Set task: Pull each line containing "Shell" out of the data and copy it.

Given entries:
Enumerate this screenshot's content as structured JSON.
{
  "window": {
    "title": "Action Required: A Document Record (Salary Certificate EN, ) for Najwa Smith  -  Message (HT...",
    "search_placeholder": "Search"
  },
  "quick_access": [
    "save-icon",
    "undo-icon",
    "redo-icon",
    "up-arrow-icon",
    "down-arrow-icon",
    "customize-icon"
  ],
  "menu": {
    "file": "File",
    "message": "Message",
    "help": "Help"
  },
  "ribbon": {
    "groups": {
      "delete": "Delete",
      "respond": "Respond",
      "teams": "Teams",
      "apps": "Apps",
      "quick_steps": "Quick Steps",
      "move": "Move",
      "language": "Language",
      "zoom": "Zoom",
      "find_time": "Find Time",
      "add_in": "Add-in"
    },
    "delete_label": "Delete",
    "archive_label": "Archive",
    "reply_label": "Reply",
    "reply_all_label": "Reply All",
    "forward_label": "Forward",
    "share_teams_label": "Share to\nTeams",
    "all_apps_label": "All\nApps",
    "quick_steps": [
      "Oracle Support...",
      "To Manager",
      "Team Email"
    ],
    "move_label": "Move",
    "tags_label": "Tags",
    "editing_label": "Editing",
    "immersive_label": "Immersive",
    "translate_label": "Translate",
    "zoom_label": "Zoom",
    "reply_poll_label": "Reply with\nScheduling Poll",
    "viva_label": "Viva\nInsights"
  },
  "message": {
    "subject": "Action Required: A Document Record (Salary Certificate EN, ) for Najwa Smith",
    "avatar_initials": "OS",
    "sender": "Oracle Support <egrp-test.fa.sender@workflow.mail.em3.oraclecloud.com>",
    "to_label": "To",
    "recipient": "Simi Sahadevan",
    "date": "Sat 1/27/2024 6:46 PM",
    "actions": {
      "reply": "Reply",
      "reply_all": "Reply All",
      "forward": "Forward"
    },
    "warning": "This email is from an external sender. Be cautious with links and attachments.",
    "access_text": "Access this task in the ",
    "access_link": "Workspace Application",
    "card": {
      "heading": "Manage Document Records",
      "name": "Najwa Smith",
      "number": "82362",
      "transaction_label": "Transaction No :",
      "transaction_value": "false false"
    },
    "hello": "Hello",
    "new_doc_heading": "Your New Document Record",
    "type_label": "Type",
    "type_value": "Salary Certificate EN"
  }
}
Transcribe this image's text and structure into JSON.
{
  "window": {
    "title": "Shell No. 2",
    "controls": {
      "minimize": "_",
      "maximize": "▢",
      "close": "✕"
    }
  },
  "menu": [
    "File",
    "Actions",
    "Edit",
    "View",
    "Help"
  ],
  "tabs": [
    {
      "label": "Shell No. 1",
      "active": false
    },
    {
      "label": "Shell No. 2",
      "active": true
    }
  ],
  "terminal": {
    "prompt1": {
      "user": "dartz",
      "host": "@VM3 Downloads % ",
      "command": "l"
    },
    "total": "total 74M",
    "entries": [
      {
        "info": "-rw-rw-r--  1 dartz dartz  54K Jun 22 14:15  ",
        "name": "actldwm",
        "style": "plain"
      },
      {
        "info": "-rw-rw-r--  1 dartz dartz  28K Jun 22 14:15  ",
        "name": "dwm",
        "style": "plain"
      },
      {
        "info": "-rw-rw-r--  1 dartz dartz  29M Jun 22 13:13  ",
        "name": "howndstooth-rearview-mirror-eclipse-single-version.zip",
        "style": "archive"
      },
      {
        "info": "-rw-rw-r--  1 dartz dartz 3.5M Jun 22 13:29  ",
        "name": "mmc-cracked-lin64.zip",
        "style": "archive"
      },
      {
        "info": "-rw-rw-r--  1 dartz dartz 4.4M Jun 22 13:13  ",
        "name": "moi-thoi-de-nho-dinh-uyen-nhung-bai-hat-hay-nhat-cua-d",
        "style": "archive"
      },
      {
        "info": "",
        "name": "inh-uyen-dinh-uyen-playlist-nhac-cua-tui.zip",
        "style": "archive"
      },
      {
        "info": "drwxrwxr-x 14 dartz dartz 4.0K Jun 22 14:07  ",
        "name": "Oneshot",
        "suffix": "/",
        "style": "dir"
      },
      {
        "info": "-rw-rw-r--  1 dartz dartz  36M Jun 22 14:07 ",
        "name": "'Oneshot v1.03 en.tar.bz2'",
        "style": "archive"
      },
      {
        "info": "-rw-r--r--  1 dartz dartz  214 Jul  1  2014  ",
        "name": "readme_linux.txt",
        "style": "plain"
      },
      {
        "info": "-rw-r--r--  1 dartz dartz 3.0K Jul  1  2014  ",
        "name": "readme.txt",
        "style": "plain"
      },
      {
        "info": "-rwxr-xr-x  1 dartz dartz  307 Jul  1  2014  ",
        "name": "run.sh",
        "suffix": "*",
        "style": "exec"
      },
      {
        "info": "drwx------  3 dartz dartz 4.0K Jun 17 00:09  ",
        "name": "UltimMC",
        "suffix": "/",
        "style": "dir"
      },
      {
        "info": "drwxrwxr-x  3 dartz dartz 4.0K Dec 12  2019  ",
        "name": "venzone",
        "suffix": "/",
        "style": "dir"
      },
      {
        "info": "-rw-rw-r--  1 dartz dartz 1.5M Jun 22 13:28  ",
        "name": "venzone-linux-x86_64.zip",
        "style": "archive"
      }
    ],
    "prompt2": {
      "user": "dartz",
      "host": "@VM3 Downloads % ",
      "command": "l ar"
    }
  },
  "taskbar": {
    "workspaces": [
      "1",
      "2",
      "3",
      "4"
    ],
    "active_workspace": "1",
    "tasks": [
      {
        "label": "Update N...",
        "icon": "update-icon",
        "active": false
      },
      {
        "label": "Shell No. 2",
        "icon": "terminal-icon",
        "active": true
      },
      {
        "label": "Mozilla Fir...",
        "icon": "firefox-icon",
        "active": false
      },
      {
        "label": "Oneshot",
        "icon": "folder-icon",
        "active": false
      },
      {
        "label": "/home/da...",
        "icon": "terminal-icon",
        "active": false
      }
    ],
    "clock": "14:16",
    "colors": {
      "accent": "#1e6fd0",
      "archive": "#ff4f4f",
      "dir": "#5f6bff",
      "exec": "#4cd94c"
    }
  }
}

Solution for this problem:
    "title": "Shell No. 2",
      "label": "Shell No. 1",
      "label": "Shell No. 2",
        "label": "Shell No. 2",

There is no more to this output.